Figure record listings
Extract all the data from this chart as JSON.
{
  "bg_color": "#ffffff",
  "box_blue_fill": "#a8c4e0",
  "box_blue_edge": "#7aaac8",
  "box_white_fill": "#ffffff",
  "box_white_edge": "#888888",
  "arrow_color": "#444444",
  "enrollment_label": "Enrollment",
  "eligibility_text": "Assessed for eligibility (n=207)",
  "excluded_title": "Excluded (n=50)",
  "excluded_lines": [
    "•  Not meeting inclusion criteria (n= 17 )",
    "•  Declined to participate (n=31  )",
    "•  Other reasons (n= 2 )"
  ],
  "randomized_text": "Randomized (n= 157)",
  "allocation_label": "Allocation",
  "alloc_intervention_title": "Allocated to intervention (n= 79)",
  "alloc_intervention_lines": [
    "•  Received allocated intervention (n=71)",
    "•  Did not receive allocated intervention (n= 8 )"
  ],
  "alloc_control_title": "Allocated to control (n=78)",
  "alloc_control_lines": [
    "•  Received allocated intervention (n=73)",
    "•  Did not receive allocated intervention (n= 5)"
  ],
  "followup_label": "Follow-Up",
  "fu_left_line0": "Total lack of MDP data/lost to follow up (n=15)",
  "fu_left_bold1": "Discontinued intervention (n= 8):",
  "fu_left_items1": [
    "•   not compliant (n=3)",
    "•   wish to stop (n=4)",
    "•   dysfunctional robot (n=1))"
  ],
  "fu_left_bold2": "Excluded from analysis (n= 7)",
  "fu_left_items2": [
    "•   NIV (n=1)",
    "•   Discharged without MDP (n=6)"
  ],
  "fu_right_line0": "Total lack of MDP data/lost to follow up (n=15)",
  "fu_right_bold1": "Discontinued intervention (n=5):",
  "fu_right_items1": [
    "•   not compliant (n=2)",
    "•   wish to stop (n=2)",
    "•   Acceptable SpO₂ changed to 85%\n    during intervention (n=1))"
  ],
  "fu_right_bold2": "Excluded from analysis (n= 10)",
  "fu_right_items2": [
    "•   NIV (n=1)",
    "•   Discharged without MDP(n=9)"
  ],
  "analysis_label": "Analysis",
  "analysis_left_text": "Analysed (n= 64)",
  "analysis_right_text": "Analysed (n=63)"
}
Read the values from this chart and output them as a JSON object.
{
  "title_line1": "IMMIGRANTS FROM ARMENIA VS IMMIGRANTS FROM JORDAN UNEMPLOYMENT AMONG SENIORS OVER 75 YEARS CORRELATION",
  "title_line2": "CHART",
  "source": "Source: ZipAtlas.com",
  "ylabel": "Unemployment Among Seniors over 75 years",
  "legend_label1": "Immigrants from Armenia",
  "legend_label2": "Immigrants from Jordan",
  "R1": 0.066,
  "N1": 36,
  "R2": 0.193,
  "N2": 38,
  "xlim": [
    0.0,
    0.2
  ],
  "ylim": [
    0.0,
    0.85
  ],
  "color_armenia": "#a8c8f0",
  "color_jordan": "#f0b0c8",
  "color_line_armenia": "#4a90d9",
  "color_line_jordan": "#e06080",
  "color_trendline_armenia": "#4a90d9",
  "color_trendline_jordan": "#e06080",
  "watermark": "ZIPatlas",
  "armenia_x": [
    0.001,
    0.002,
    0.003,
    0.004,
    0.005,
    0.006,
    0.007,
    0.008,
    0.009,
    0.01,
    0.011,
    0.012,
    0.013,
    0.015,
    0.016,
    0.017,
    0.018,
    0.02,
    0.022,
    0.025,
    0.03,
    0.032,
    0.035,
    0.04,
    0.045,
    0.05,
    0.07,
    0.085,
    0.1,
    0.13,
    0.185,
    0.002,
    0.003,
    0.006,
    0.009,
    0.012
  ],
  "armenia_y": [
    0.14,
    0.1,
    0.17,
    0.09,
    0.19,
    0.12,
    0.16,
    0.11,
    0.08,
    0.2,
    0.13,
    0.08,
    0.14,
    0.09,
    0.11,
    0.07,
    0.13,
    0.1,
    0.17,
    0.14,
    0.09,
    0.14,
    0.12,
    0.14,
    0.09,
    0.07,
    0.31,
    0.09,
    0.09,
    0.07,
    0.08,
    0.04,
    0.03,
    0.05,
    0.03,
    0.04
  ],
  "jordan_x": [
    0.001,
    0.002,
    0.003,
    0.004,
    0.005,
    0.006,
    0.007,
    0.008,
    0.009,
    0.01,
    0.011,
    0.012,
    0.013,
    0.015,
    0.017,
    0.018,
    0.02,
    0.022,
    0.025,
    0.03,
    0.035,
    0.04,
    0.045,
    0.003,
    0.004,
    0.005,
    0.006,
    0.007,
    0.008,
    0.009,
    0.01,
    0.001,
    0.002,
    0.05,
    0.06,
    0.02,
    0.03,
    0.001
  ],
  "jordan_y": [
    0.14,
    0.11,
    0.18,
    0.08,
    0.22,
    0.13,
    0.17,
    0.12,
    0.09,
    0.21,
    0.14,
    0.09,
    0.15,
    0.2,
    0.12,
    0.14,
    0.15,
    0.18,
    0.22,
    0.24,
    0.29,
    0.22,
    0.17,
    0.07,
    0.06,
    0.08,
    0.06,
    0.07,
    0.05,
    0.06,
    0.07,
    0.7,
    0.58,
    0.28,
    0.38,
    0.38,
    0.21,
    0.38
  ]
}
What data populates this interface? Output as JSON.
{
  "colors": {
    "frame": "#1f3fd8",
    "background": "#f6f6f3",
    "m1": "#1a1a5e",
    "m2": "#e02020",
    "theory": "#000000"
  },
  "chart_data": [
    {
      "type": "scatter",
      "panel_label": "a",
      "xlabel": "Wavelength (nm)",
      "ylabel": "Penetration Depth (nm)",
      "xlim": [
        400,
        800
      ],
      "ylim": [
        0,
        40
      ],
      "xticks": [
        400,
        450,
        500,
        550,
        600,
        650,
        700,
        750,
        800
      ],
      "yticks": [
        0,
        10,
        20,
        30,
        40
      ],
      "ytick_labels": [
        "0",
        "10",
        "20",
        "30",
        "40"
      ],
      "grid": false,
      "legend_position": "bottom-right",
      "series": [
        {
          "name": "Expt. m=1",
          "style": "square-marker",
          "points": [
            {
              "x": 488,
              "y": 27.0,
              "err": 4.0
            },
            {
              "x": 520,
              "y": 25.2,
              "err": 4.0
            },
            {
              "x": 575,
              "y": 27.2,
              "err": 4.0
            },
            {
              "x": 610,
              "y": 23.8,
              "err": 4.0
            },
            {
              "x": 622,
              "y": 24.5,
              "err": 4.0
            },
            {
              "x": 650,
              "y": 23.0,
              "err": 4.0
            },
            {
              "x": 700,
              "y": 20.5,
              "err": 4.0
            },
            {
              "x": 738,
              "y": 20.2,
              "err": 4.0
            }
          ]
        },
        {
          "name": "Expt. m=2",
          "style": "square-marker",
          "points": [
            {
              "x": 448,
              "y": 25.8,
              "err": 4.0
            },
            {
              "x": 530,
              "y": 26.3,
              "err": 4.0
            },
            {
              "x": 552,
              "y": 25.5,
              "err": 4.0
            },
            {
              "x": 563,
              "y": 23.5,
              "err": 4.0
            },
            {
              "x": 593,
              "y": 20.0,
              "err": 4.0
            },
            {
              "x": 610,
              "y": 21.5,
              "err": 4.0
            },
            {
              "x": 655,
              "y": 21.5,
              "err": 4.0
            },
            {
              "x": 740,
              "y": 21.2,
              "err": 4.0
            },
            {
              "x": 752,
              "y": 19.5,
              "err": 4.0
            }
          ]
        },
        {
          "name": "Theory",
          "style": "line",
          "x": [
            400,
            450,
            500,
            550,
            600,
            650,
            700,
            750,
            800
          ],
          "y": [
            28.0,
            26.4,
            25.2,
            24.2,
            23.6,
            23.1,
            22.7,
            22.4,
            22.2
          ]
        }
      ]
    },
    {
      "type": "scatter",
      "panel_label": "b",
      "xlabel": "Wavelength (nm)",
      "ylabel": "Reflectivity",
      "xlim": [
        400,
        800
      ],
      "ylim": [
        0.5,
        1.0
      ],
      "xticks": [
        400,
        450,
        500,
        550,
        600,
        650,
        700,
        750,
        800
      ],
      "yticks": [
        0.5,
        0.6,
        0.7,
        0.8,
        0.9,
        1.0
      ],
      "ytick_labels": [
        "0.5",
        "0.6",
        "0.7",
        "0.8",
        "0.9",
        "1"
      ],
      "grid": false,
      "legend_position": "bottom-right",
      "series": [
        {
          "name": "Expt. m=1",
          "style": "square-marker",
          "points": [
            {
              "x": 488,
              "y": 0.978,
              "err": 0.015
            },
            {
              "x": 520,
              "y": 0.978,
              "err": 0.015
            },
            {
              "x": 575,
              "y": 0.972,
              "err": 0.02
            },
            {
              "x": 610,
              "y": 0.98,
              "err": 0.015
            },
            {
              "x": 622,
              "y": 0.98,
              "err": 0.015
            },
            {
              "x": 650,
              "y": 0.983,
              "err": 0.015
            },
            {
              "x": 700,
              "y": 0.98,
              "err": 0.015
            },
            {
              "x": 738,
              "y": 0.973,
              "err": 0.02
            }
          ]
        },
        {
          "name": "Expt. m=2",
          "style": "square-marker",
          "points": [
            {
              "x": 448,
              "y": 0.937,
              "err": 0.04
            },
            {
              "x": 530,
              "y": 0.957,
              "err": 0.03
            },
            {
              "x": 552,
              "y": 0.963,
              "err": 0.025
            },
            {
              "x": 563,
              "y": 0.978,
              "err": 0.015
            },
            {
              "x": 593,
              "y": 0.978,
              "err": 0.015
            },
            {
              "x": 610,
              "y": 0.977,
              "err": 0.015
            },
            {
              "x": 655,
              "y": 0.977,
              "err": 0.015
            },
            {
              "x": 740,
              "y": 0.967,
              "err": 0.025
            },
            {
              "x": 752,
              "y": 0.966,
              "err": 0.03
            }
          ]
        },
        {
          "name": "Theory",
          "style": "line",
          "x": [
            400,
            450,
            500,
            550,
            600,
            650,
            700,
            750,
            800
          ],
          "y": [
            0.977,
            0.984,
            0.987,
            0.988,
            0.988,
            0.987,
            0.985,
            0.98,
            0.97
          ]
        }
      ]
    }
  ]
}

WHAT TO WORK ON: List the lines of the material in which the word "lost" occurs.

REPLY TO THE TASK:
  "fu_left_line0": "Total lack of MDP data/lost to follow up (n=15)",
  "fu_right_line0": "Total lack of MDP data/lost to follow up (n=15)",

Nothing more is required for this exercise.